Output all of the data below exactly as given.

[Recorded data]
-*-
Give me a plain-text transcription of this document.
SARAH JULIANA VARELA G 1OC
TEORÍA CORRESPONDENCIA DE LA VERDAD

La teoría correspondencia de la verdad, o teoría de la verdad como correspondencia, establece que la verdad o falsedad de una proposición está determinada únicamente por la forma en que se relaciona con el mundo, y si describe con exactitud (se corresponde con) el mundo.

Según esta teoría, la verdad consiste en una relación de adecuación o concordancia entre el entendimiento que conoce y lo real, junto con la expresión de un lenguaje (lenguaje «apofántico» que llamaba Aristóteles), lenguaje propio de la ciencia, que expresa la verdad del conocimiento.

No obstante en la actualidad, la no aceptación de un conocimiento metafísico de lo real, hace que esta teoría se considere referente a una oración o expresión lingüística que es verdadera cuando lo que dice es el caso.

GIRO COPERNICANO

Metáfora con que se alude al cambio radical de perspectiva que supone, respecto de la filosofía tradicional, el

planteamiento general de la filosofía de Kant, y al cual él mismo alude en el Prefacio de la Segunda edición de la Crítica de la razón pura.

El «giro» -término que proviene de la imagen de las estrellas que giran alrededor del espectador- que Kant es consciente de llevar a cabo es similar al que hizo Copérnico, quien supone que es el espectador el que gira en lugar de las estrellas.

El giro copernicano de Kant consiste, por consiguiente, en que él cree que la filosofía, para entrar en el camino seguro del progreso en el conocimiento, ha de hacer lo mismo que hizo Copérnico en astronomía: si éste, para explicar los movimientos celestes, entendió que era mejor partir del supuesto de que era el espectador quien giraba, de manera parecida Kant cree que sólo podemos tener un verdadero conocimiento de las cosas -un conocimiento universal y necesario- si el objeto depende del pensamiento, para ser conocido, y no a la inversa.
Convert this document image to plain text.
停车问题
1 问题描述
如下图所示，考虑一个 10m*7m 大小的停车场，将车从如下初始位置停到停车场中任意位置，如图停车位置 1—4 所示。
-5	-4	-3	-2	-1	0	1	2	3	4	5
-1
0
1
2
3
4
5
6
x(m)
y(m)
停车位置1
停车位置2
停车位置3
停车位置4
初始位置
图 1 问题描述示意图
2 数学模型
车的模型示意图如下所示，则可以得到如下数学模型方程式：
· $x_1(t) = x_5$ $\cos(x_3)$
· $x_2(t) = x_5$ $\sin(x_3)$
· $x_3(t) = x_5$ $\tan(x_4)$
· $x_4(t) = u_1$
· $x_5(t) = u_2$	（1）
-*-
» RESULT OF THE EXERCISE
Give me a plain-text transcription of this document.
SARAH JULIANA VARELA G 1OC
TEORÍA CORRESPONDENCIA DE LA VERDAD

La teoría correspondencia de la verdad, o teoría de la verdad como correspondencia, establece que la verdad o falsedad de una proposición está determinada únicamente por la forma en que se relaciona con el mundo, y si describe con exactitud (se corresponde con) el mundo.

Según esta teoría, la verdad consiste en una relación de adecuación o concordancia entre el entendimiento que conoce y lo real, junto con la expresión de un lenguaje (lenguaje «apofántico» que llamaba Aristóteles), lenguaje propio de la ciencia, que expresa la verdad del conocimiento.

No obstante en la actualidad, la no aceptación de un conocimiento metafísico de lo real, hace que esta teoría se considere referente a una oración o expresión lingüística que es verdadera cuando lo que dice es el caso.

GIRO COPERNICANO

Metáfora con que se alude al cambio radical de perspectiva que supone, respecto de la filosofía tradicional, el

planteamiento general de la filosofía de Kant, y al cual él mismo alude en el Prefacio de la Segunda edición de la Crítica de la razón pura.

El «giro» -término que proviene de la imagen de las estrellas que giran alrededor del espectador- que Kant es consciente de llevar a cabo es similar al que hizo Copérnico, quien supone que es el espectador el que gira en lugar de las estrellas.

El giro copernicano de Kant consiste, por consiguiente, en que él cree que la filosofía, para entrar en el camino seguro del progreso en el conocimiento, ha de hacer lo mismo que hizo Copérnico en astronomía: si éste, para explicar los movimientos celestes, entendió que era mejor partir del supuesto de que era el espectador quien giraba, de manera parecida Kant cree que sólo podemos tener un verdadero conocimiento de las cosas -un conocimiento universal y necesario- si el objeto depende del pensamiento, para ser conocido, y no a la inversa.
Convert this document image to plain text.
停车问题
1 问题描述
如下图所示，考虑一个 10m*7m 大小的停车场，将车从如下初始位置停到停车场中任意位置，如图停车位置 1—4 所示。
-5	-4	-3	-2	-1	0	1	2	3	4	5
-1
0
1
2
3
4
5
6
x(m)
y(m)
停车位置1
停车位置2
停车位置3
停车位置4
初始位置
图 1 问题描述示意图
2 数学模型
车的模型示意图如下所示，则可以得到如下数学模型方程式：
· $x_1(t) = x_5$ $\cos(x_3)$
· $x_2(t) = x_5$ $\sin(x_3)$
· $x_3(t) = x_5$ $\tan(x_4)$
· $x_4(t) = u_1$
· $x_5(t) = u_2$	（1）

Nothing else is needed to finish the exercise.